Stored data entries:
- - - - -
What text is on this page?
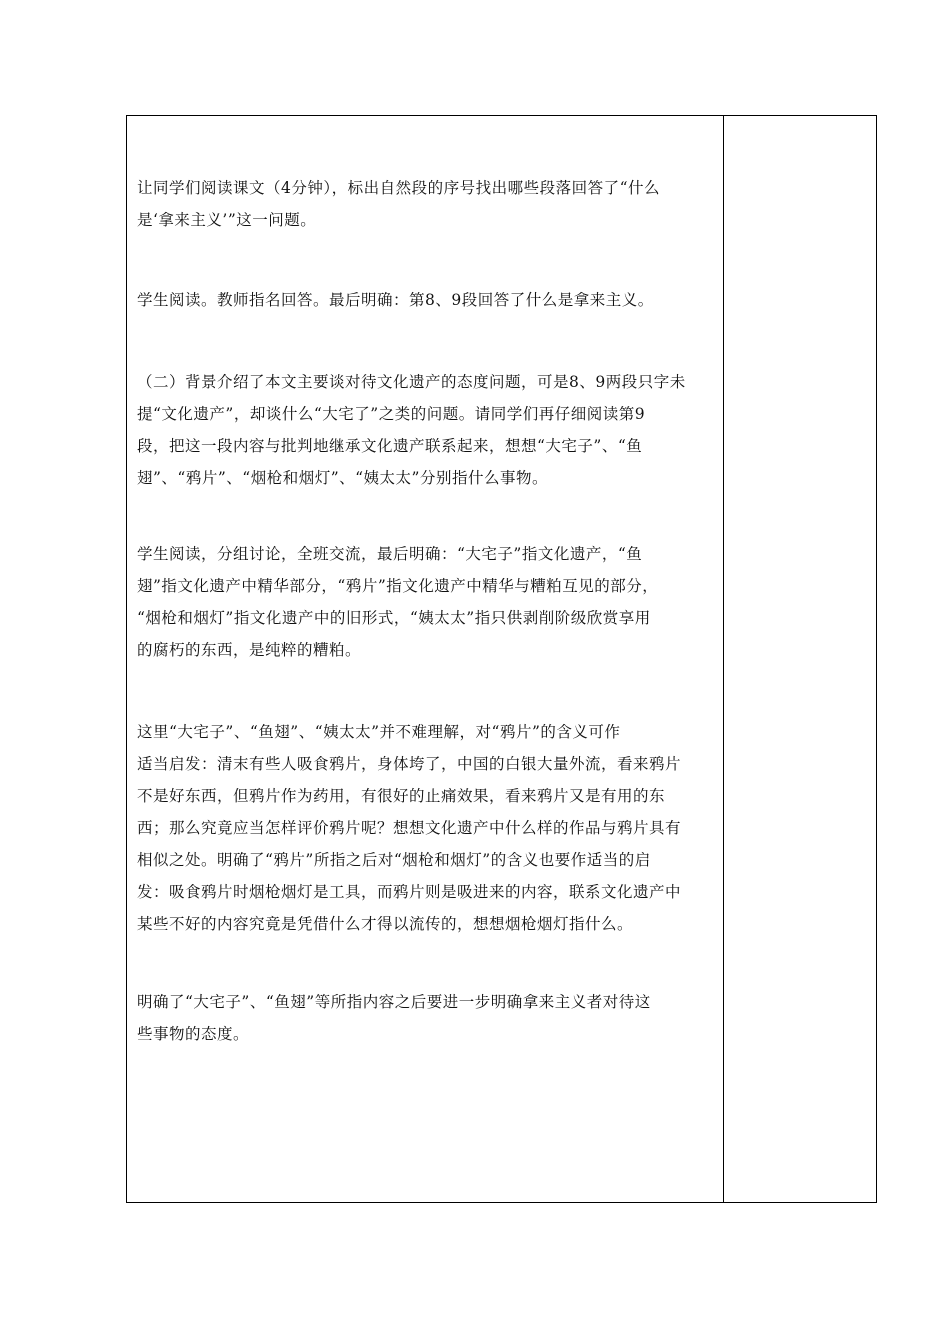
让同学们阅读课文（4分钟），标出自然段的序号找出哪些段落回答了“什么
是‘拿来主义’”这一问题。

学生阅读。教师指名回答。最后明确：第8、9段回答了什么是拿来主义。

（二）背景介绍了本文主要谈对待文化遗产的态度问题，可是8、9两段只字未
提“文化遗产”，却谈什么“大宅了”之类的问题。请同学们再仔细阅读第9
段，把这一段内容与批判地继承文化遗产联系起来，想想“大宅子”、“鱼
翅”、“鸦片”、“烟枪和烟灯”、“姨太太”分别指什么事物。

学生阅读，分组讨论，全班交流，最后明确：“大宅子”指文化遗产，“鱼
翅”指文化遗产中精华部分，“鸦片”指文化遗产中精华与糟粕互见的部分，
“烟枪和烟灯”指文化遗产中的旧形式，“姨太太”指只供剥削阶级欣赏享用
的腐朽的东西，是纯粹的糟粕。

这里“大宅子”、“鱼翅”、“姨太太”并不难理解，对“鸦片”的含义可作
适当启发：清末有些人吸食鸦片，身体垮了，中国的白银大量外流，看来鸦片
不是好东西，但鸦片作为药用，有很好的止痛效果，看来鸦片又是有用的东
西；那么究竟应当怎样评价鸦片呢？想想文化遗产中什么样的作品与鸦片具有
相似之处。明确了“鸦片”所指之后对“烟枪和烟灯”的含义也要作适当的启
发：吸食鸦片时烟枪烟灯是工具，而鸦片则是吸进来的内容，联系文化遗产中
某些不好的内容究竟是凭借什么才得以流传的，想想烟枪烟灯指什么。

明确了“大宅子”、“鱼翅”等所指内容之后要进一步明确拿来主义者对待这
些事物的态度。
- - - - -
Write out each line of the data exactly; the images should be left out.

**Result for this task:**
What text is on this page?
让同学们阅读课文（4分钟），标出自然段的序号找出哪些段落回答了“什么
是‘拿来主义’”这一问题。

学生阅读。教师指名回答。最后明确：第8、9段回答了什么是拿来主义。

（二）背景介绍了本文主要谈对待文化遗产的态度问题，可是8、9两段只字未
提“文化遗产”，却谈什么“大宅了”之类的问题。请同学们再仔细阅读第9
段，把这一段内容与批判地继承文化遗产联系起来，想想“大宅子”、“鱼
翅”、“鸦片”、“烟枪和烟灯”、“姨太太”分别指什么事物。

学生阅读，分组讨论，全班交流，最后明确：“大宅子”指文化遗产，“鱼
翅”指文化遗产中精华部分，“鸦片”指文化遗产中精华与糟粕互见的部分，
“烟枪和烟灯”指文化遗产中的旧形式，“姨太太”指只供剥削阶级欣赏享用
的腐朽的东西，是纯粹的糟粕。

这里“大宅子”、“鱼翅”、“姨太太”并不难理解，对“鸦片”的含义可作
适当启发：清末有些人吸食鸦片，身体垮了，中国的白银大量外流，看来鸦片
不是好东西，但鸦片作为药用，有很好的止痛效果，看来鸦片又是有用的东
西；那么究竟应当怎样评价鸦片呢？想想文化遗产中什么样的作品与鸦片具有
相似之处。明确了“鸦片”所指之后对“烟枪和烟灯”的含义也要作适当的启
发：吸食鸦片时烟枪烟灯是工具，而鸦片则是吸进来的内容，联系文化遗产中
某些不好的内容究竟是凭借什么才得以流传的，想想烟枪烟灯指什么。

明确了“大宅子”、“鱼翅”等所指内容之后要进一步明确拿来主义者对待这
些事物的态度。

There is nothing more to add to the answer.